Stored data entries:
______

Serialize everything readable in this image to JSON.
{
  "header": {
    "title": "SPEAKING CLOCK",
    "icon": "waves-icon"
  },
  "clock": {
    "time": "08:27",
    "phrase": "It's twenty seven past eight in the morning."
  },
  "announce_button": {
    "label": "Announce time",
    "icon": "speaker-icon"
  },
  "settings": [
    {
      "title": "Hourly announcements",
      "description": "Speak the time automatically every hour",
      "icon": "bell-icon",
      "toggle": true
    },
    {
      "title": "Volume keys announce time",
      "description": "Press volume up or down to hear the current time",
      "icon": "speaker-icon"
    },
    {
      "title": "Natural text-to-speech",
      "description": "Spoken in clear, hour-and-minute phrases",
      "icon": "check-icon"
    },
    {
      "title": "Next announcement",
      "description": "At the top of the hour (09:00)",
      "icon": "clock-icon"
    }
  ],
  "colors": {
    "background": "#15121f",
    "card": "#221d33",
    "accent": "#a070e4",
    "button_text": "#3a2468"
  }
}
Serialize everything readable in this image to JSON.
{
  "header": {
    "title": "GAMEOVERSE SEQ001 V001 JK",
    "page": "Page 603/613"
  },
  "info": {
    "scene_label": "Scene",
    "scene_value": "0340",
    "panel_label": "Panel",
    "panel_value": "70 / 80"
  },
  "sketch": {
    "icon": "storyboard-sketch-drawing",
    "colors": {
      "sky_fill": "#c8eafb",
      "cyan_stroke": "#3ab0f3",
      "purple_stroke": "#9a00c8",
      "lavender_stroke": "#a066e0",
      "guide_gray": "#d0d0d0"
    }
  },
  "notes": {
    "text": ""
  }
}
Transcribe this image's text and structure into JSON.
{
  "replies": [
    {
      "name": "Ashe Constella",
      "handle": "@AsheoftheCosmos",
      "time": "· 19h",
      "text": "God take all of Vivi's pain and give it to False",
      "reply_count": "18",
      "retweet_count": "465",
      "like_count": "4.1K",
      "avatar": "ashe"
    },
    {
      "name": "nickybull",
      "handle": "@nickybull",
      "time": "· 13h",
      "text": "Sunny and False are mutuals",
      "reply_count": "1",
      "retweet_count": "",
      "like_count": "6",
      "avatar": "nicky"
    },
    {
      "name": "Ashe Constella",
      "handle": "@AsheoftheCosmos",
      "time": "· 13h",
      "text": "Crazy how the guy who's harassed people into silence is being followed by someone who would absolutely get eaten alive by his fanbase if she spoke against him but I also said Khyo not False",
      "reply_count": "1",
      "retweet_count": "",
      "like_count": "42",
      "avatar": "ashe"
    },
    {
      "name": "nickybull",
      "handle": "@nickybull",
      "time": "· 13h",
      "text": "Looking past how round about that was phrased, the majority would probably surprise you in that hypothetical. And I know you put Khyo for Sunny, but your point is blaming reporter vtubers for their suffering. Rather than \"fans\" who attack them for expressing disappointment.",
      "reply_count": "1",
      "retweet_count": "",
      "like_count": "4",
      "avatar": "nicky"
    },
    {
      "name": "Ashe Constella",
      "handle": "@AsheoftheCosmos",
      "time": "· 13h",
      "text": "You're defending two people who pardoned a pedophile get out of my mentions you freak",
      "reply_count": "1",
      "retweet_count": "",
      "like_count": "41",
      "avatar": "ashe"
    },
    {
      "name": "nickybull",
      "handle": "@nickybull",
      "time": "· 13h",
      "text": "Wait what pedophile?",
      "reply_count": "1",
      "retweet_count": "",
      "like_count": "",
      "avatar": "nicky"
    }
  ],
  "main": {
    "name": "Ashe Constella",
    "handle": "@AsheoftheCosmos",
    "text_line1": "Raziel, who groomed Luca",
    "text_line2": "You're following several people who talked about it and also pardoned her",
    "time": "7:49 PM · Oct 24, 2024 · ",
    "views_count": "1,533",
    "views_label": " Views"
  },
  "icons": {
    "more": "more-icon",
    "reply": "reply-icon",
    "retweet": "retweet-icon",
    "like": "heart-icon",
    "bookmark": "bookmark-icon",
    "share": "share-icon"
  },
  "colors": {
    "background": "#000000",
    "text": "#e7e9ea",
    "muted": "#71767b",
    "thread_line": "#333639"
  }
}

______

__Written instruction__
Give the records above again, word for word.

__Result of this exercise__
Serialize everything readable in this image to JSON.
{
  "header": {
    "title": "SPEAKING CLOCK",
    "icon": "waves-icon"
  },
  "clock": {
    "time": "08:27",
    "phrase": "It's twenty seven past eight in the morning."
  },
  "announce_button": {
    "label": "Announce time",
    "icon": "speaker-icon"
  },
  "settings": [
    {
      "title": "Hourly announcements",
      "description": "Speak the time automatically every hour",
      "icon": "bell-icon",
      "toggle": true
    },
    {
      "title": "Volume keys announce time",
      "description": "Press volume up or down to hear the current time",
      "icon": "speaker-icon"
    },
    {
      "title": "Natural text-to-speech",
      "description": "Spoken in clear, hour-and-minute phrases",
      "icon": "check-icon"
    },
    {
      "title": "Next announcement",
      "description": "At the top of the hour (09:00)",
      "icon": "clock-icon"
    }
  ],
  "colors": {
    "background": "#15121f",
    "card": "#221d33",
    "accent": "#a070e4",
    "button_text": "#3a2468"
  }
}
Serialize everything readable in this image to JSON.
{
  "header": {
    "title": "GAMEOVERSE SEQ001 V001 JK",
    "page": "Page 603/613"
  },
  "info": {
    "scene_label": "Scene",
    "scene_value": "0340",
    "panel_label": "Panel",
    "panel_value": "70 / 80"
  },
  "sketch": {
    "icon": "storyboard-sketch-drawing",
    "colors": {
      "sky_fill": "#c8eafb",
      "cyan_stroke": "#3ab0f3",
      "purple_stroke": "#9a00c8",
      "lavender_stroke": "#a066e0",
      "guide_gray": "#d0d0d0"
    }
  },
  "notes": {
    "text": ""
  }
}
Transcribe this image's text and structure into JSON.
{
  "replies": [
    {
      "name": "Ashe Constella",
      "handle": "@AsheoftheCosmos",
      "time": "· 19h",
      "text": "God take all of Vivi's pain and give it to False",
      "reply_count": "18",
      "retweet_count": "465",
      "like_count": "4.1K",
      "avatar": "ashe"
    },
    {
      "name": "nickybull",
      "handle": "@nickybull",
      "time": "· 13h",
      "text": "Sunny and False are mutuals",
      "reply_count": "1",
      "retweet_count": "",
      "like_count": "6",
      "avatar": "nicky"
    },
    {
      "name": "Ashe Constella",
      "handle": "@AsheoftheCosmos",
      "time": "· 13h",
      "text": "Crazy how the guy who's harassed people into silence is being followed by someone who would absolutely get eaten alive by his fanbase if she spoke against him but I also said Khyo not False",
      "reply_count": "1",
      "retweet_count": "",
      "like_count": "42",
      "avatar": "ashe"
    },
    {
      "name": "nickybull",
      "handle": "@nickybull",
      "time": "· 13h",
      "text": "Looking past how round about that was phrased, the majority would probably surprise you in that hypothetical. And I know you put Khyo for Sunny, but your point is blaming reporter vtubers for their suffering. Rather than \"fans\" who attack them for expressing disappointment.",
      "reply_count": "1",
      "retweet_count": "",
      "like_count": "4",
      "avatar": "nicky"
    },
    {
      "name": "Ashe Constella",
      "handle": "@AsheoftheCosmos",
      "time": "· 13h",
      "text": "You're defending two people who pardoned a pedophile get out of my mentions you freak",
      "reply_count": "1",
      "retweet_count": "",
      "like_count": "41",
      "avatar": "ashe"
    },
    {
      "name": "nickybull",
      "handle": "@nickybull",
      "time": "· 13h",
      "text": "Wait what pedophile?",
      "reply_count": "1",
      "retweet_count": "",
      "like_count": "",
      "avatar": "nicky"
    }
  ],
  "main": {
    "name": "Ashe Constella",
    "handle": "@AsheoftheCosmos",
    "text_line1": "Raziel, who groomed Luca",
    "text_line2": "You're following several people who talked about it and also pardoned her",
    "time": "7:49 PM · Oct 24, 2024 · ",
    "views_count": "1,533",
    "views_label": " Views"
  },
  "icons": {
    "more": "more-icon",
    "reply": "reply-icon",
    "retweet": "retweet-icon",
    "like": "heart-icon",
    "bookmark": "bookmark-icon",
    "share": "share-icon"
  },
  "colors": {
    "background": "#000000",
    "text": "#e7e9ea",
    "muted": "#71767b",
    "thread_line": "#333639"
  }
}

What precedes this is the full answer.